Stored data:
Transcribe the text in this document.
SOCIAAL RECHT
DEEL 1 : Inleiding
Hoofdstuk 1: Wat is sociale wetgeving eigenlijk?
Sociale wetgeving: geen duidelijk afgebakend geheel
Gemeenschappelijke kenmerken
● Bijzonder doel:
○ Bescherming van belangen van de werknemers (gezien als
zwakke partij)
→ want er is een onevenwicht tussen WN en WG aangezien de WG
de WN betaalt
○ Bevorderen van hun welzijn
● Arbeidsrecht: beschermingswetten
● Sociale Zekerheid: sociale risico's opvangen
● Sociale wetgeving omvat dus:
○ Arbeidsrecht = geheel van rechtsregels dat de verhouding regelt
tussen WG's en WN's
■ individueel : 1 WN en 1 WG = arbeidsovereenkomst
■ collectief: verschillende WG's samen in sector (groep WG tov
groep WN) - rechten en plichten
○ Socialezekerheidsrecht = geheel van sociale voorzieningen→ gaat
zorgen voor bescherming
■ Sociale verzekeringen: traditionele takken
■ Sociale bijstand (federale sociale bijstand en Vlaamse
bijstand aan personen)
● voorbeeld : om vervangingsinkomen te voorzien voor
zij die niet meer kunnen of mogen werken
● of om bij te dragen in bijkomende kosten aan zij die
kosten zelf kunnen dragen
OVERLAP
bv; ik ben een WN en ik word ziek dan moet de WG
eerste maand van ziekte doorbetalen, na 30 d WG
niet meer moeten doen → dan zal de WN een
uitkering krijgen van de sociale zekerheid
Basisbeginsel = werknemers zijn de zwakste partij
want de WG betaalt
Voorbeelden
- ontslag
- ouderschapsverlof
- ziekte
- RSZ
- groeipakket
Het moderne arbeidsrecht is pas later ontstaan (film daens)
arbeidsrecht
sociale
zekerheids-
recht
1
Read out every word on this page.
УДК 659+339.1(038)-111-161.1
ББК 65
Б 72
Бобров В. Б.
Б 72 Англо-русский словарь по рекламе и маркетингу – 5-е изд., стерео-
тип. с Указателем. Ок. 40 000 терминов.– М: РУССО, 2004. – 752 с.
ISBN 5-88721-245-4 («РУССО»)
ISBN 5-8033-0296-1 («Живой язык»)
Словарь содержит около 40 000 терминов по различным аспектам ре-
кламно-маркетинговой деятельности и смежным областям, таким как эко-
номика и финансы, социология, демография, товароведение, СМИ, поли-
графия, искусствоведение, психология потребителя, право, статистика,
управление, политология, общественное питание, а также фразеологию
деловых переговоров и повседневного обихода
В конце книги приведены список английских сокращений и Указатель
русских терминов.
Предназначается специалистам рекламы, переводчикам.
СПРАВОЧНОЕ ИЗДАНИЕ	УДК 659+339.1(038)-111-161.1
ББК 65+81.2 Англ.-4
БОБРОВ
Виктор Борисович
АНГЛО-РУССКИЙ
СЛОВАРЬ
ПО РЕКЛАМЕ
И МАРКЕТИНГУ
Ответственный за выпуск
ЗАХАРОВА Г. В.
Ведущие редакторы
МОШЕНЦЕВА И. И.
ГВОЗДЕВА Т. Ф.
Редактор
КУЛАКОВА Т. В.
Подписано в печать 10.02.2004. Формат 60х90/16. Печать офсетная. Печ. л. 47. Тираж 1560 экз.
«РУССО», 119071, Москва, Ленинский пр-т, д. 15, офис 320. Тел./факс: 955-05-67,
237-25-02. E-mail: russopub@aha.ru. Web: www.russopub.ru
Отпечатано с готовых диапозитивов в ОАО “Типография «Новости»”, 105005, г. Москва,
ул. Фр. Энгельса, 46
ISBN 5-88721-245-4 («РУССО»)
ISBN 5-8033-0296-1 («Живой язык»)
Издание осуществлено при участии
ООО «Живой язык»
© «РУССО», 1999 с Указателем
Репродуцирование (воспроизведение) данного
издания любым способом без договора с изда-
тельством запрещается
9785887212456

Your instructions | Retype all of the material, keeping each line exact.

The answer |
Transcribe the text in this document.
SOCIAAL RECHT
DEEL 1 : Inleiding
Hoofdstuk 1: Wat is sociale wetgeving eigenlijk?
Sociale wetgeving: geen duidelijk afgebakend geheel
Gemeenschappelijke kenmerken
● Bijzonder doel:
○ Bescherming van belangen van de werknemers (gezien als
zwakke partij)
→ want er is een onevenwicht tussen WN en WG aangezien de WG
de WN betaalt
○ Bevorderen van hun welzijn
● Arbeidsrecht: beschermingswetten
● Sociale Zekerheid: sociale risico's opvangen
● Sociale wetgeving omvat dus:
○ Arbeidsrecht = geheel van rechtsregels dat de verhouding regelt
tussen WG's en WN's
■ individueel : 1 WN en 1 WG = arbeidsovereenkomst
■ collectief: verschillende WG's samen in sector (groep WG tov
groep WN) - rechten en plichten
○ Socialezekerheidsrecht = geheel van sociale voorzieningen→ gaat
zorgen voor bescherming
■ Sociale verzekeringen: traditionele takken
■ Sociale bijstand (federale sociale bijstand en Vlaamse
bijstand aan personen)
● voorbeeld : om vervangingsinkomen te voorzien voor
zij die niet meer kunnen of mogen werken
● of om bij te dragen in bijkomende kosten aan zij die
kosten zelf kunnen dragen
OVERLAP
bv; ik ben een WN en ik word ziek dan moet de WG
eerste maand van ziekte doorbetalen, na 30 d WG
niet meer moeten doen → dan zal de WN een
uitkering krijgen van de sociale zekerheid
Basisbeginsel = werknemers zijn de zwakste partij
want de WG betaalt
Voorbeelden
- ontslag
- ouderschapsverlof
- ziekte
- RSZ
- groeipakket
Het moderne arbeidsrecht is pas later ontstaan (film daens)
arbeidsrecht
sociale
zekerheids-
recht
1
Read out every word on this page.
УДК 659+339.1(038)-111-161.1
ББК 65
Б 72
Бобров В. Б.
Б 72 Англо-русский словарь по рекламе и маркетингу – 5-е изд., стерео-
тип. с Указателем. Ок. 40 000 терминов.– М: РУССО, 2004. – 752 с.
ISBN 5-88721-245-4 («РУССО»)
ISBN 5-8033-0296-1 («Живой язык»)
Словарь содержит около 40 000 терминов по различным аспектам ре-
кламно-маркетинговой деятельности и смежным областям, таким как эко-
номика и финансы, социология, демография, товароведение, СМИ, поли-
графия, искусствоведение, психология потребителя, право, статистика,
управление, политология, общественное питание, а также фразеологию
деловых переговоров и повседневного обихода
В конце книги приведены список английских сокращений и Указатель
русских терминов.
Предназначается специалистам рекламы, переводчикам.
СПРАВОЧНОЕ ИЗДАНИЕ	УДК 659+339.1(038)-111-161.1
ББК 65+81.2 Англ.-4
БОБРОВ
Виктор Борисович
АНГЛО-РУССКИЙ
СЛОВАРЬ
ПО РЕКЛАМЕ
И МАРКЕТИНГУ
Ответственный за выпуск
ЗАХАРОВА Г. В.
Ведущие редакторы
МОШЕНЦЕВА И. И.
ГВОЗДЕВА Т. Ф.
Редактор
КУЛАКОВА Т. В.
Подписано в печать 10.02.2004. Формат 60х90/16. Печать офсетная. Печ. л. 47. Тираж 1560 экз.
«РУССО», 119071, Москва, Ленинский пр-т, д. 15, офис 320. Тел./факс: 955-05-67,
237-25-02. E-mail: russopub@aha.ru. Web: www.russopub.ru
Отпечатано с готовых диапозитивов в ОАО “Типография «Новости»”, 105005, г. Москва,
ул. Фр. Энгельса, 46
ISBN 5-88721-245-4 («РУССО»)
ISBN 5-8033-0296-1 («Живой язык»)
Издание осуществлено при участии
ООО «Живой язык»
© «РУССО», 1999 с Указателем
Репродуцирование (воспроизведение) данного
издания любым способом без договора с изда-
тельством запрещается
9785887212456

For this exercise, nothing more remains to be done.